WHAT THE TASK ASKS:
Return the entries verbatim and drop every picture.

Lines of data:
- - - -

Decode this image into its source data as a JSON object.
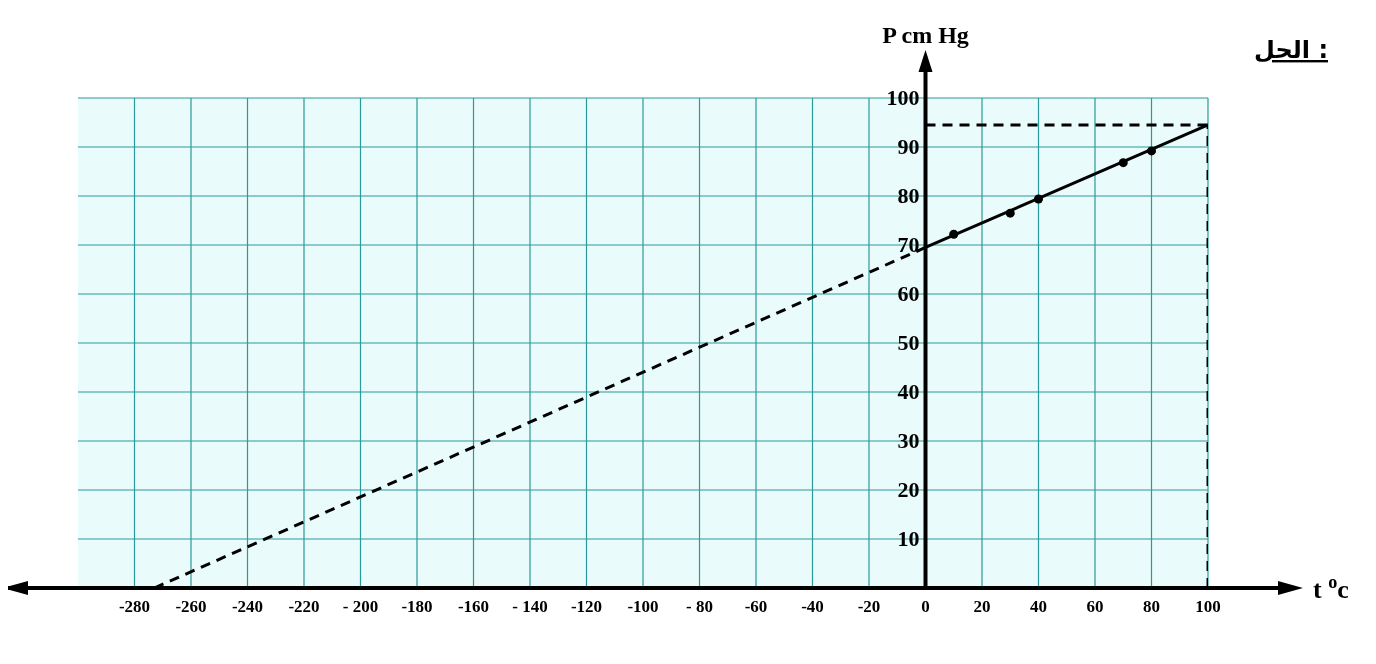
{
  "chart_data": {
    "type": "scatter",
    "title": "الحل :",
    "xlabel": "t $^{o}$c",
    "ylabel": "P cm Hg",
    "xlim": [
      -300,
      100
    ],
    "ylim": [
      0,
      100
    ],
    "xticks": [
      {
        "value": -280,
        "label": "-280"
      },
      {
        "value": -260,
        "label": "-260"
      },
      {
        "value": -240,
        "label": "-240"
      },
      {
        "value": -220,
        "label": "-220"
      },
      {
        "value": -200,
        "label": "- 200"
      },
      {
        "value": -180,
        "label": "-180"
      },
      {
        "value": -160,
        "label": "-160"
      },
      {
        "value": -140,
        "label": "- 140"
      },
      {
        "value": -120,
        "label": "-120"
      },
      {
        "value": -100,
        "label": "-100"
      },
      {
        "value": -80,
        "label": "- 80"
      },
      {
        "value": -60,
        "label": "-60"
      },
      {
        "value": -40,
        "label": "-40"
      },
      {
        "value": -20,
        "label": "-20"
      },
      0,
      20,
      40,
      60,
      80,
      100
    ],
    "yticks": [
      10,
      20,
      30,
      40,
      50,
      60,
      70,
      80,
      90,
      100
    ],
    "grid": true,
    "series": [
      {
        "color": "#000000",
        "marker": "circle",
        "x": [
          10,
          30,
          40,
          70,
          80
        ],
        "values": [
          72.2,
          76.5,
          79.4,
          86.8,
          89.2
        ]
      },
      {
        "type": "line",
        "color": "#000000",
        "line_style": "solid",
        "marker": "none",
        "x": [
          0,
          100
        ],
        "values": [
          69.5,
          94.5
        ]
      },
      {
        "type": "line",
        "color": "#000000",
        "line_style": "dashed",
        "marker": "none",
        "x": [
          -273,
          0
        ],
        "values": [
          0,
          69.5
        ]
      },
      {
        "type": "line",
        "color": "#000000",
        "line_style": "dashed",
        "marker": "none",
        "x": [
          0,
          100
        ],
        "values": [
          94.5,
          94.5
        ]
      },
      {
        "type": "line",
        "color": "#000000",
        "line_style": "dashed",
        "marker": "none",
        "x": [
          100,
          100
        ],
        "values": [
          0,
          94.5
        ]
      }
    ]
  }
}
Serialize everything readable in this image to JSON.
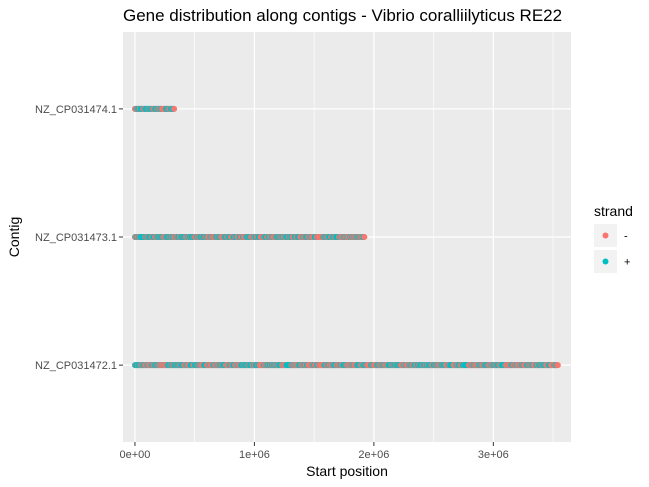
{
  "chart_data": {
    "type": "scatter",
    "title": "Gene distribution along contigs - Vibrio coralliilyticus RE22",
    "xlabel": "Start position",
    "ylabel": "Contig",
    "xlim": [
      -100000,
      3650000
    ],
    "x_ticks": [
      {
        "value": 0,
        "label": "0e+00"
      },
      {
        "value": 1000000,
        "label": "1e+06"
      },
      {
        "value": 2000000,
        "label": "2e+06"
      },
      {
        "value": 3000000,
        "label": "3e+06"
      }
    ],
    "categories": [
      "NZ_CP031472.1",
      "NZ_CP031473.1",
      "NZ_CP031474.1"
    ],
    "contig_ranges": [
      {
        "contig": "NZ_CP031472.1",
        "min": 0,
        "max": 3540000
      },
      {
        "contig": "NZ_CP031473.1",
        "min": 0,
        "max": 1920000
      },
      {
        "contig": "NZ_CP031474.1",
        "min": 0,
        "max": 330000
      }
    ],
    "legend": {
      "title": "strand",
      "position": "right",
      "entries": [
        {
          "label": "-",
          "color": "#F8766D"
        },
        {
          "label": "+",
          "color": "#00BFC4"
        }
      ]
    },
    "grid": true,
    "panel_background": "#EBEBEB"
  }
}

- - - -

SOLUTION TO THE EXERCISE:
Decode this image into its source data as a JSON object.
{
  "chart_data": {
    "type": "scatter",
    "title": "الحل :",
    "xlabel": "t $^{o}$c",
    "ylabel": "P cm Hg",
    "xlim": [
      -300,
      100
    ],
    "ylim": [
      0,
      100
    ],
    "xticks": [
      {
        "value": -280,
        "label": "-280"
      },
      {
        "value": -260,
        "label": "-260"
      },
      {
        "value": -240,
        "label": "-240"
      },
      {
        "value": -220,
        "label": "-220"
      },
      {
        "value": -200,
        "label": "- 200"
      },
      {
        "value": -180,
        "label": "-180"
      },
      {
        "value": -160,
        "label": "-160"
      },
      {
        "value": -140,
        "label": "- 140"
      },
      {
        "value": -120,
        "label": "-120"
      },
      {
        "value": -100,
        "label": "-100"
      },
      {
        "value": -80,
        "label": "- 80"
      },
      {
        "value": -60,
        "label": "-60"
      },
      {
        "value": -40,
        "label": "-40"
      },
      {
        "value": -20,
        "label": "-20"
      },
      0,
      20,
      40,
      60,
      80,
      100
    ],
    "yticks": [
      10,
      20,
      30,
      40,
      50,
      60,
      70,
      80,
      90,
      100
    ],
    "grid": true,
    "series": [
      {
        "color": "#000000",
        "marker": "circle",
        "x": [
          10,
          30,
          40,
          70,
          80
        ],
        "values": [
          72.2,
          76.5,
          79.4,
          86.8,
          89.2
        ]
      },
      {
        "type": "line",
        "color": "#000000",
        "line_style": "solid",
        "marker": "none",
        "x": [
          0,
          100
        ],
        "values": [
          69.5,
          94.5
        ]
      },
      {
        "type": "line",
        "color": "#000000",
        "line_style": "dashed",
        "marker": "none",
        "x": [
          -273,
          0
        ],
        "values": [
          0,
          69.5
        ]
      },
      {
        "type": "line",
        "color": "#000000",
        "line_style": "dashed",
        "marker": "none",
        "x": [
          0,
          100
        ],
        "values": [
          94.5,
          94.5
        ]
      },
      {
        "type": "line",
        "color": "#000000",
        "line_style": "dashed",
        "marker": "none",
        "x": [
          100,
          100
        ],
        "values": [
          0,
          94.5
        ]
      }
    ]
  }
}
Serialize everything readable in this image to JSON.
{
  "chart_data": {
    "type": "scatter",
    "title": "Gene distribution along contigs - Vibrio coralliilyticus RE22",
    "xlabel": "Start position",
    "ylabel": "Contig",
    "xlim": [
      -100000,
      3650000
    ],
    "x_ticks": [
      {
        "value": 0,
        "label": "0e+00"
      },
      {
        "value": 1000000,
        "label": "1e+06"
      },
      {
        "value": 2000000,
        "label": "2e+06"
      },
      {
        "value": 3000000,
        "label": "3e+06"
      }
    ],
    "categories": [
      "NZ_CP031472.1",
      "NZ_CP031473.1",
      "NZ_CP031474.1"
    ],
    "contig_ranges": [
      {
        "contig": "NZ_CP031472.1",
        "min": 0,
        "max": 3540000
      },
      {
        "contig": "NZ_CP031473.1",
        "min": 0,
        "max": 1920000
      },
      {
        "contig": "NZ_CP031474.1",
        "min": 0,
        "max": 330000
      }
    ],
    "legend": {
      "title": "strand",
      "position": "right",
      "entries": [
        {
          "label": "-",
          "color": "#F8766D"
        },
        {
          "label": "+",
          "color": "#00BFC4"
        }
      ]
    },
    "grid": true,
    "panel_background": "#EBEBEB"
  }
}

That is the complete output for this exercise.